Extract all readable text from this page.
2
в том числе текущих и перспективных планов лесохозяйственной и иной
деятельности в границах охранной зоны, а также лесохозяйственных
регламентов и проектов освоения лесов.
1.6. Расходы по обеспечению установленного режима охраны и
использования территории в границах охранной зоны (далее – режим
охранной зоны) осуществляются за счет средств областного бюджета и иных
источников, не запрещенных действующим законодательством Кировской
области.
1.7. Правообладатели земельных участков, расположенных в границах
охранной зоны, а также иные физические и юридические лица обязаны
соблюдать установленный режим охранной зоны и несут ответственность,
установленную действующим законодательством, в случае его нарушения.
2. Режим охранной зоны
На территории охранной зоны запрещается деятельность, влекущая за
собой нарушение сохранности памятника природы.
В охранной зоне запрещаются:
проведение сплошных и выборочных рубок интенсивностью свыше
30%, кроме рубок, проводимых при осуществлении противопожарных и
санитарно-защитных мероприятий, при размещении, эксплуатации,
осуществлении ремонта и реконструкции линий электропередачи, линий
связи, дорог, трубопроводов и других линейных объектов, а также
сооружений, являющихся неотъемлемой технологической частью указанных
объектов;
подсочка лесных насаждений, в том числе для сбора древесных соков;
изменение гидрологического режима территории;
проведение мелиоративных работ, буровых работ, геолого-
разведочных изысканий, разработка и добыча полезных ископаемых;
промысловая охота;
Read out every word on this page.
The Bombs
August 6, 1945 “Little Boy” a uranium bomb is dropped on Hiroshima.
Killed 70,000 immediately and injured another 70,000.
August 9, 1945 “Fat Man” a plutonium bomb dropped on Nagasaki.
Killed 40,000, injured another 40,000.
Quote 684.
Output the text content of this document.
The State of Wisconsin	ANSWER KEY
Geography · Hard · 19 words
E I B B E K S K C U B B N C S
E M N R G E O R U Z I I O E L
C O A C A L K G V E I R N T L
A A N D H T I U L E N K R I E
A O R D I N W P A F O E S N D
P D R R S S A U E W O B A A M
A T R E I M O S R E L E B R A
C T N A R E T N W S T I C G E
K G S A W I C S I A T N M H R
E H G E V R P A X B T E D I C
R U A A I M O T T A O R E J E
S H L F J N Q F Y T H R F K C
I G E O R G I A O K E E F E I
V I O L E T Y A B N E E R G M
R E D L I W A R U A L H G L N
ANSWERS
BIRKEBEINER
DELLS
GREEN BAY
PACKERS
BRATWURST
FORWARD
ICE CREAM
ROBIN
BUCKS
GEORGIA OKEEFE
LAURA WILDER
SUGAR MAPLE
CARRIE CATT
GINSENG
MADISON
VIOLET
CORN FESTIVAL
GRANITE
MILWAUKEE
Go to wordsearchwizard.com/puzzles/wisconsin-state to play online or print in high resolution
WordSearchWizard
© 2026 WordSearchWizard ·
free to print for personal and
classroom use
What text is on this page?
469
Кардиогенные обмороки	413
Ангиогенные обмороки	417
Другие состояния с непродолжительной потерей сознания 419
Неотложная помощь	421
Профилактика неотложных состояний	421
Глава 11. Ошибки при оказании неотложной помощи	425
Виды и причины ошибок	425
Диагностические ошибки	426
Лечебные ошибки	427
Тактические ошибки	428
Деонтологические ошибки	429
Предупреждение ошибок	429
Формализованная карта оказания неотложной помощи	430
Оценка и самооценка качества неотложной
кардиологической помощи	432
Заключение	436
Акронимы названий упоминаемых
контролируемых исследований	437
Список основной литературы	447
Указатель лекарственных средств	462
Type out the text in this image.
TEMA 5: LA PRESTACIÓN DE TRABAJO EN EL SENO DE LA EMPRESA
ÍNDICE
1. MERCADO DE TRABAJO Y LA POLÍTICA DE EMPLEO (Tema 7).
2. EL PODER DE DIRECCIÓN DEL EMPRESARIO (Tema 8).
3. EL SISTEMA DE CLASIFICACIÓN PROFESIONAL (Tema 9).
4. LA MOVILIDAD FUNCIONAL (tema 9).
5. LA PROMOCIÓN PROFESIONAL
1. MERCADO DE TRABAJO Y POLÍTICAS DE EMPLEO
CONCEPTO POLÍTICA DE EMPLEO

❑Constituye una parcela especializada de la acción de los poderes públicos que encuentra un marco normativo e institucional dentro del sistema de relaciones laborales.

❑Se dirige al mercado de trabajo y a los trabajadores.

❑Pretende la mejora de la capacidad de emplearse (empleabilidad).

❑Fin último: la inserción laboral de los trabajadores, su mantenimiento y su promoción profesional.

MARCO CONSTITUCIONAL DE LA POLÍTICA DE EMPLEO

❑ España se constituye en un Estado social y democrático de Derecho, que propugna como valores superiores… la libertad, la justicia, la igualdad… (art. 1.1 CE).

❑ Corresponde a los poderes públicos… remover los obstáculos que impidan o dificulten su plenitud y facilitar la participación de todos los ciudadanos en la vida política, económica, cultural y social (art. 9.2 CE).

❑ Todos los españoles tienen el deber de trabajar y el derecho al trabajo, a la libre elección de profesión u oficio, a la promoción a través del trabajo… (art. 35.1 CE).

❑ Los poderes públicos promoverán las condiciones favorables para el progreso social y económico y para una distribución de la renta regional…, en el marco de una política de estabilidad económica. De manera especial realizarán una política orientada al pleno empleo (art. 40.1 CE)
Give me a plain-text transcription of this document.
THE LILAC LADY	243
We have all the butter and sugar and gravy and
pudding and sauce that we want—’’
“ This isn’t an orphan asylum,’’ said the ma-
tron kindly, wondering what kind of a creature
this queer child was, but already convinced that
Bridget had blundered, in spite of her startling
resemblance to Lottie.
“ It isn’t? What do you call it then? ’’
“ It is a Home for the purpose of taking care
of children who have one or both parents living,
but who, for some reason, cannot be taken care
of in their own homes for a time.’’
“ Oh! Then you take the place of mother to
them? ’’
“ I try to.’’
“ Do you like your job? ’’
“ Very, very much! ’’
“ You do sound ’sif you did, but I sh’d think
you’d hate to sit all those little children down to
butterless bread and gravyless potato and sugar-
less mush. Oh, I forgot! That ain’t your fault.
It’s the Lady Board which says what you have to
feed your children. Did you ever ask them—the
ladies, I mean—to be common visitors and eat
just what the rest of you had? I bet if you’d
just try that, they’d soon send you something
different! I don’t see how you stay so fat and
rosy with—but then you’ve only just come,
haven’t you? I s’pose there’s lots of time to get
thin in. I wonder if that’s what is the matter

** What to work on **
Return all of the entries word for word.

** Exercise result **
Extract all readable text from this page.
2
в том числе текущих и перспективных планов лесохозяйственной и иной
деятельности в границах охранной зоны, а также лесохозяйственных
регламентов и проектов освоения лесов.
1.6. Расходы по обеспечению установленного режима охраны и
использования территории в границах охранной зоны (далее – режим
охранной зоны) осуществляются за счет средств областного бюджета и иных
источников, не запрещенных действующим законодательством Кировской
области.
1.7. Правообладатели земельных участков, расположенных в границах
охранной зоны, а также иные физические и юридические лица обязаны
соблюдать установленный режим охранной зоны и несут ответственность,
установленную действующим законодательством, в случае его нарушения.
2. Режим охранной зоны
На территории охранной зоны запрещается деятельность, влекущая за
собой нарушение сохранности памятника природы.
В охранной зоне запрещаются:
проведение сплошных и выборочных рубок интенсивностью свыше
30%, кроме рубок, проводимых при осуществлении противопожарных и
санитарно-защитных мероприятий, при размещении, эксплуатации,
осуществлении ремонта и реконструкции линий электропередачи, линий
связи, дорог, трубопроводов и других линейных объектов, а также
сооружений, являющихся неотъемлемой технологической частью указанных
объектов;
подсочка лесных насаждений, в том числе для сбора древесных соков;
изменение гидрологического режима территории;
проведение мелиоративных работ, буровых работ, геолого-
разведочных изысканий, разработка и добыча полезных ископаемых;
промысловая охота;
Read out every word on this page.
The Bombs
August 6, 1945 “Little Boy” a uranium bomb is dropped on Hiroshima.
Killed 70,000 immediately and injured another 70,000.
August 9, 1945 “Fat Man” a plutonium bomb dropped on Nagasaki.
Killed 40,000, injured another 40,000.
Quote 684.
Output the text content of this document.
The State of Wisconsin	ANSWER KEY
Geography · Hard · 19 words
E I B B E K S K C U B B N C S
E M N R G E O R U Z I I O E L
C O A C A L K G V E I R N T L
A A N D H T I U L E N K R I E
A O R D I N W P A F O E S N D
P D R R S S A U E W O B A A M
A T R E I M O S R E L E B R A
C T N A R E T N W S T I C G E
K G S A W I C S I A T N M H R
E H G E V R P A X B T E D I C
R U A A I M O T T A O R E J E
S H L F J N Q F Y T H R F K C
I G E O R G I A O K E E F E I
V I O L E T Y A B N E E R G M
R E D L I W A R U A L H G L N
ANSWERS
BIRKEBEINER
DELLS
GREEN BAY
PACKERS
BRATWURST
FORWARD
ICE CREAM
ROBIN
BUCKS
GEORGIA OKEEFE
LAURA WILDER
SUGAR MAPLE
CARRIE CATT
GINSENG
MADISON
VIOLET
CORN FESTIVAL
GRANITE
MILWAUKEE
Go to wordsearchwizard.com/puzzles/wisconsin-state to play online or print in high resolution
WordSearchWizard
© 2026 WordSearchWizard ·
free to print for personal and
classroom use
What text is on this page?
469
Кардиогенные обмороки	413
Ангиогенные обмороки	417
Другие состояния с непродолжительной потерей сознания 419
Неотложная помощь	421
Профилактика неотложных состояний	421
Глава 11. Ошибки при оказании неотложной помощи	425
Виды и причины ошибок	425
Диагностические ошибки	426
Лечебные ошибки	427
Тактические ошибки	428
Деонтологические ошибки	429
Предупреждение ошибок	429
Формализованная карта оказания неотложной помощи	430
Оценка и самооценка качества неотложной
кардиологической помощи	432
Заключение	436
Акронимы названий упоминаемых
контролируемых исследований	437
Список основной литературы	447
Указатель лекарственных средств	462
Type out the text in this image.
TEMA 5: LA PRESTACIÓN DE TRABAJO EN EL SENO DE LA EMPRESA
ÍNDICE
1. MERCADO DE TRABAJO Y LA POLÍTICA DE EMPLEO (Tema 7).
2. EL PODER DE DIRECCIÓN DEL EMPRESARIO (Tema 8).
3. EL SISTEMA DE CLASIFICACIÓN PROFESIONAL (Tema 9).
4. LA MOVILIDAD FUNCIONAL (tema 9).
5. LA PROMOCIÓN PROFESIONAL
1. MERCADO DE TRABAJO Y POLÍTICAS DE EMPLEO
CONCEPTO POLÍTICA DE EMPLEO

❑Constituye una parcela especializada de la acción de los poderes públicos que encuentra un marco normativo e institucional dentro del sistema de relaciones laborales.

❑Se dirige al mercado de trabajo y a los trabajadores.

❑Pretende la mejora de la capacidad de emplearse (empleabilidad).

❑Fin último: la inserción laboral de los trabajadores, su mantenimiento y su promoción profesional.

MARCO CONSTITUCIONAL DE LA POLÍTICA DE EMPLEO

❑ España se constituye en un Estado social y democrático de Derecho, que propugna como valores superiores… la libertad, la justicia, la igualdad… (art. 1.1 CE).

❑ Corresponde a los poderes públicos… remover los obstáculos que impidan o dificulten su plenitud y facilitar la participación de todos los ciudadanos en la vida política, económica, cultural y social (art. 9.2 CE).

❑ Todos los españoles tienen el deber de trabajar y el derecho al trabajo, a la libre elección de profesión u oficio, a la promoción a través del trabajo… (art. 35.1 CE).

❑ Los poderes públicos promoverán las condiciones favorables para el progreso social y económico y para una distribución de la renta regional…, en el marco de una política de estabilidad económica. De manera especial realizarán una política orientada al pleno empleo (art. 40.1 CE)
Give me a plain-text transcription of this document.
THE LILAC LADY	243
We have all the butter and sugar and gravy and
pudding and sauce that we want—’’
“ This isn’t an orphan asylum,’’ said the ma-
tron kindly, wondering what kind of a creature
this queer child was, but already convinced that
Bridget had blundered, in spite of her startling
resemblance to Lottie.
“ It isn’t? What do you call it then? ’’
“ It is a Home for the purpose of taking care
of children who have one or both parents living,
but who, for some reason, cannot be taken care
of in their own homes for a time.’’
“ Oh! Then you take the place of mother to
them? ’’
“ I try to.’’
“ Do you like your job? ’’
“ Very, very much! ’’
“ You do sound ’sif you did, but I sh’d think
you’d hate to sit all those little children down to
butterless bread and gravyless potato and sugar-
less mush. Oh, I forgot! That ain’t your fault.
It’s the Lady Board which says what you have to
feed your children. Did you ever ask them—the
ladies, I mean—to be common visitors and eat
just what the rest of you had? I bet if you’d
just try that, they’d soon send you something
different! I don’t see how you stay so fat and
rosy with—but then you’ve only just come,
haven’t you? I s’pose there’s lots of time to get
thin in. I wonder if that’s what is the matter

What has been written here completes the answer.